Dataset records:

* begin *

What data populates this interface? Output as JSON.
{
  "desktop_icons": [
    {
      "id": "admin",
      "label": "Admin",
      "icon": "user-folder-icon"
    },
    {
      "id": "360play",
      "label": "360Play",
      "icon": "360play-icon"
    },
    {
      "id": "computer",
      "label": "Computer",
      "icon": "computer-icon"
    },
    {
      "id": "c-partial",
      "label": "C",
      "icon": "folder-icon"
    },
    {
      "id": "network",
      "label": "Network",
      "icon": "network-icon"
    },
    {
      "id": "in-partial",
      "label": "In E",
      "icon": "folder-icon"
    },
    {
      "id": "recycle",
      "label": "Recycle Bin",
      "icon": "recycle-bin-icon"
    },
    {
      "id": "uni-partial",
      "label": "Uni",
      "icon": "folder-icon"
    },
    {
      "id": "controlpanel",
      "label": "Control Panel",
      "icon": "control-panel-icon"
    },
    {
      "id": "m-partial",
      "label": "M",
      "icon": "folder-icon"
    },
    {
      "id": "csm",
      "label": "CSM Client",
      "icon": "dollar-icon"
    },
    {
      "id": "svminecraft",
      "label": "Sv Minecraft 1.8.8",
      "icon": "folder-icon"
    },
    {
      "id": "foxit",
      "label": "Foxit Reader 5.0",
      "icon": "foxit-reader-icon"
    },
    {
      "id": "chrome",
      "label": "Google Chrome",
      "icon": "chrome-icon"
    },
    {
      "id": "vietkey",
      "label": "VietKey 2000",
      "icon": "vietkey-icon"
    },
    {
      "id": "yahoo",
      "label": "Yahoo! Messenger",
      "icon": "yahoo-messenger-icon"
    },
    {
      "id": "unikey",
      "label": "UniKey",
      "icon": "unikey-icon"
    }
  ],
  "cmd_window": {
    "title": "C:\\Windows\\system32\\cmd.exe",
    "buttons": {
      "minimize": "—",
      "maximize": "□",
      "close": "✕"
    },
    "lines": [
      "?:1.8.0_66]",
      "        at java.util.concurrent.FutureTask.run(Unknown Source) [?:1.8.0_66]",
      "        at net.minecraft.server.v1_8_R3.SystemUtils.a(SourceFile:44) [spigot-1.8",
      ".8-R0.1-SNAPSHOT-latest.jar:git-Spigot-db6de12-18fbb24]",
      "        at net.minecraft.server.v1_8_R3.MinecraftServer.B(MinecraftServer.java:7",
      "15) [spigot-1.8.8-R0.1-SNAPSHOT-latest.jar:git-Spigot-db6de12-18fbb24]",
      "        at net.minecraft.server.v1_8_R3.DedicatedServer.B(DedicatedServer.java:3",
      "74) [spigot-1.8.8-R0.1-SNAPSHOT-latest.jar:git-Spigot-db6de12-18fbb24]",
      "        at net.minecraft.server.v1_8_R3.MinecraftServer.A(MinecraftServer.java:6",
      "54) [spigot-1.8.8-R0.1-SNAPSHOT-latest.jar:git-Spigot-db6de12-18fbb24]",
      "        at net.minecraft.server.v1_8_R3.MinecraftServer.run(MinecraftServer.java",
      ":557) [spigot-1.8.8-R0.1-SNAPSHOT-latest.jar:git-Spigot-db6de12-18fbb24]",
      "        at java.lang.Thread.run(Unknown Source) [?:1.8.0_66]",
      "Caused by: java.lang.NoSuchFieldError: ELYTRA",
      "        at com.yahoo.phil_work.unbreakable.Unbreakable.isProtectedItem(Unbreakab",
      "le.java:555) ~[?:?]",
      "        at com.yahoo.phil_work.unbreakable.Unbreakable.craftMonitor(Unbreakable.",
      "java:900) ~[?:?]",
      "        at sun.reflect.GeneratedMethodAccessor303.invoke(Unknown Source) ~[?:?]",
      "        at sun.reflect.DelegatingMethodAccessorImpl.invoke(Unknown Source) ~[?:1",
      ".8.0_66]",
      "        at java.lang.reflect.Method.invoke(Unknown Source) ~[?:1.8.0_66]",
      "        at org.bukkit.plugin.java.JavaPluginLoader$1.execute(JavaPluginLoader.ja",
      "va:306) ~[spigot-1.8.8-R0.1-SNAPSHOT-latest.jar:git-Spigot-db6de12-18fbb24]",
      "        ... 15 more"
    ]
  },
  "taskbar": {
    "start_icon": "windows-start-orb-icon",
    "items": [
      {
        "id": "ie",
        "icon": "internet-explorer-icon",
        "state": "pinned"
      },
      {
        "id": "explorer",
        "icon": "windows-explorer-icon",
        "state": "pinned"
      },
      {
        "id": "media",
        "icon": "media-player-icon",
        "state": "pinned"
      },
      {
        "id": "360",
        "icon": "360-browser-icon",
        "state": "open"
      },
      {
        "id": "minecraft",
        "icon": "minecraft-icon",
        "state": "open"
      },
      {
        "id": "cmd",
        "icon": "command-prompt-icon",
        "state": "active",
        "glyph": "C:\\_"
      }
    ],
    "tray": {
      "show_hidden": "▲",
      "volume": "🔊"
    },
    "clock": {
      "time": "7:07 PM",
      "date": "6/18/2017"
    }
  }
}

* end *

AIM
Count every line in the data where the string "Unknown" occurs. Give nothing except the number.

THE REPLY
5